Set exercise: Copy out the listing below word for word, keeping every line unchanged.

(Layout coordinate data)
:::::

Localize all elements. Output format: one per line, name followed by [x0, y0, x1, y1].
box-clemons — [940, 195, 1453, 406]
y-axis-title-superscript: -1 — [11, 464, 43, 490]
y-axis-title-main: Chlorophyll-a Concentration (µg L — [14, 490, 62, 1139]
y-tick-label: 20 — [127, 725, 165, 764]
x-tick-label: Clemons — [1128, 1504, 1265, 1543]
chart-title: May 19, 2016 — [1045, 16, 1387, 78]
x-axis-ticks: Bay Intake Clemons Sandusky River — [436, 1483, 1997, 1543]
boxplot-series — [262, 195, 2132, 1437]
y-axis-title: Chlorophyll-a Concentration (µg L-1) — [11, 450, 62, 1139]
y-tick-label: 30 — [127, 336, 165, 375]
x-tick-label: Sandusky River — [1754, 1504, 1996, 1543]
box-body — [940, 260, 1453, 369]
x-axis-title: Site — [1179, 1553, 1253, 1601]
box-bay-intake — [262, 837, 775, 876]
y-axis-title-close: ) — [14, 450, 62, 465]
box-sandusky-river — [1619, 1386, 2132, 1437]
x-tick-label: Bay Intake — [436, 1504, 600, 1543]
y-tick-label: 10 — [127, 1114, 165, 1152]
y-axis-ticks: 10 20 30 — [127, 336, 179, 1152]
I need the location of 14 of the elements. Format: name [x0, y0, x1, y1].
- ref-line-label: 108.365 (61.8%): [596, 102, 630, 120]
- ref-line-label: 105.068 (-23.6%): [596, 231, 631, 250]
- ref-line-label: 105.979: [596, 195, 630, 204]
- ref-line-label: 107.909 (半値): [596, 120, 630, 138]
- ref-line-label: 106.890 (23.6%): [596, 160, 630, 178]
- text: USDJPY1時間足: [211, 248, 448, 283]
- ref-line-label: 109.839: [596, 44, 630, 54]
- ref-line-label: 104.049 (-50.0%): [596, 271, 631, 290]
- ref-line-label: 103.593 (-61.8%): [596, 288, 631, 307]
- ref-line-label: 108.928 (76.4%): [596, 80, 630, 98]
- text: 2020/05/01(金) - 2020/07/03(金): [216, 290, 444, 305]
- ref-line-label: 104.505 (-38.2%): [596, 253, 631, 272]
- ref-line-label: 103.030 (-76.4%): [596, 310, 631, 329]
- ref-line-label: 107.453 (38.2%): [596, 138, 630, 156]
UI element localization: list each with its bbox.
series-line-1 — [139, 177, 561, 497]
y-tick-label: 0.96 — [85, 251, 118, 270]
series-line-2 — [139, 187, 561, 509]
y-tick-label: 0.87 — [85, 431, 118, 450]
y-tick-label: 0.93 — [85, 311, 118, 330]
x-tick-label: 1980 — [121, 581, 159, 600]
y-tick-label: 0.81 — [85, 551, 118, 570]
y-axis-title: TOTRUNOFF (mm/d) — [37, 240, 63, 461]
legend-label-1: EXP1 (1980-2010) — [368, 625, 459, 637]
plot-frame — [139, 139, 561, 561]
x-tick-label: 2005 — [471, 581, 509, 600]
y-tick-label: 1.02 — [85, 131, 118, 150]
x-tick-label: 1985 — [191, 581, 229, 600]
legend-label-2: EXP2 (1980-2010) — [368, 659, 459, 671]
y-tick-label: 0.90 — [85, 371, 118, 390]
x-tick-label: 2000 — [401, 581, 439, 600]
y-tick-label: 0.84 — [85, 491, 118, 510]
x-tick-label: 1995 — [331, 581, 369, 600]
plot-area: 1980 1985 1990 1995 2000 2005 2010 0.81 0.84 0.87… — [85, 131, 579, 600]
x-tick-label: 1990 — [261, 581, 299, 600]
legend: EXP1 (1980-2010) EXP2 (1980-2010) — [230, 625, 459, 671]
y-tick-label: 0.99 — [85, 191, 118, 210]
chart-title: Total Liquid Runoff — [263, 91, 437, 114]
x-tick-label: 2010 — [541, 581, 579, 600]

:::::

Completed task:
Localize all elements. Output format: one per line, name followed by [x0, y0, x1, y1].
box-clemons — [940, 195, 1453, 406]
y-axis-title-superscript: -1 — [11, 464, 43, 490]
y-axis-title-main: Chlorophyll-a Concentration (µg L — [14, 490, 62, 1139]
y-tick-label: 20 — [127, 725, 165, 764]
x-tick-label: Clemons — [1128, 1504, 1265, 1543]
chart-title: May 19, 2016 — [1045, 16, 1387, 78]
x-axis-ticks: Bay Intake Clemons Sandusky River — [436, 1483, 1997, 1543]
boxplot-series — [262, 195, 2132, 1437]
y-axis-title: Chlorophyll-a Concentration (µg L-1) — [11, 450, 62, 1139]
y-tick-label: 30 — [127, 336, 165, 375]
x-tick-label: Sandusky River — [1754, 1504, 1996, 1543]
box-body — [940, 260, 1453, 369]
x-axis-title: Site — [1179, 1553, 1253, 1601]
box-bay-intake — [262, 837, 775, 876]
y-axis-title-close: ) — [14, 450, 62, 465]
box-sandusky-river — [1619, 1386, 2132, 1437]
x-tick-label: Bay Intake — [436, 1504, 600, 1543]
y-tick-label: 10 — [127, 1114, 165, 1152]
y-axis-ticks: 10 20 30 — [127, 336, 179, 1152]
I need the location of 14 of the elements. Format: name [x0, y0, x1, y1].
- ref-line-label: 108.365 (61.8%): [596, 102, 630, 120]
- ref-line-label: 105.068 (-23.6%): [596, 231, 631, 250]
- ref-line-label: 105.979: [596, 195, 630, 204]
- ref-line-label: 107.909 (半値): [596, 120, 630, 138]
- ref-line-label: 106.890 (23.6%): [596, 160, 630, 178]
- text: USDJPY1時間足: [211, 248, 448, 283]
- ref-line-label: 109.839: [596, 44, 630, 54]
- ref-line-label: 104.049 (-50.0%): [596, 271, 631, 290]
- ref-line-label: 103.593 (-61.8%): [596, 288, 631, 307]
- ref-line-label: 108.928 (76.4%): [596, 80, 630, 98]
- text: 2020/05/01(金) - 2020/07/03(金): [216, 290, 444, 305]
- ref-line-label: 104.505 (-38.2%): [596, 253, 631, 272]
- ref-line-label: 103.030 (-76.4%): [596, 310, 631, 329]
- ref-line-label: 107.453 (38.2%): [596, 138, 630, 156]
UI element localization: list each with its bbox.
series-line-1 — [139, 177, 561, 497]
y-tick-label: 0.96 — [85, 251, 118, 270]
series-line-2 — [139, 187, 561, 509]
y-tick-label: 0.87 — [85, 431, 118, 450]
y-tick-label: 0.93 — [85, 311, 118, 330]
x-tick-label: 1980 — [121, 581, 159, 600]
y-tick-label: 0.81 — [85, 551, 118, 570]
y-axis-title: TOTRUNOFF (mm/d) — [37, 240, 63, 461]
legend-label-1: EXP1 (1980-2010) — [368, 625, 459, 637]
plot-frame — [139, 139, 561, 561]
x-tick-label: 2005 — [471, 581, 509, 600]
y-tick-label: 1.02 — [85, 131, 118, 150]
x-tick-label: 1985 — [191, 581, 229, 600]
legend-label-2: EXP2 (1980-2010) — [368, 659, 459, 671]
y-tick-label: 0.90 — [85, 371, 118, 390]
x-tick-label: 2000 — [401, 581, 439, 600]
y-tick-label: 0.84 — [85, 491, 118, 510]
x-tick-label: 1995 — [331, 581, 369, 600]
plot-area: 1980 1985 1990 1995 2000 2005 2010 0.81 0.84 0.87… — [85, 131, 579, 600]
x-tick-label: 1990 — [261, 581, 299, 600]
legend: EXP1 (1980-2010) EXP2 (1980-2010) — [230, 625, 459, 671]
y-tick-label: 0.99 — [85, 191, 118, 210]
chart-title: Total Liquid Runoff — [263, 91, 437, 114]
x-tick-label: 2010 — [541, 581, 579, 600]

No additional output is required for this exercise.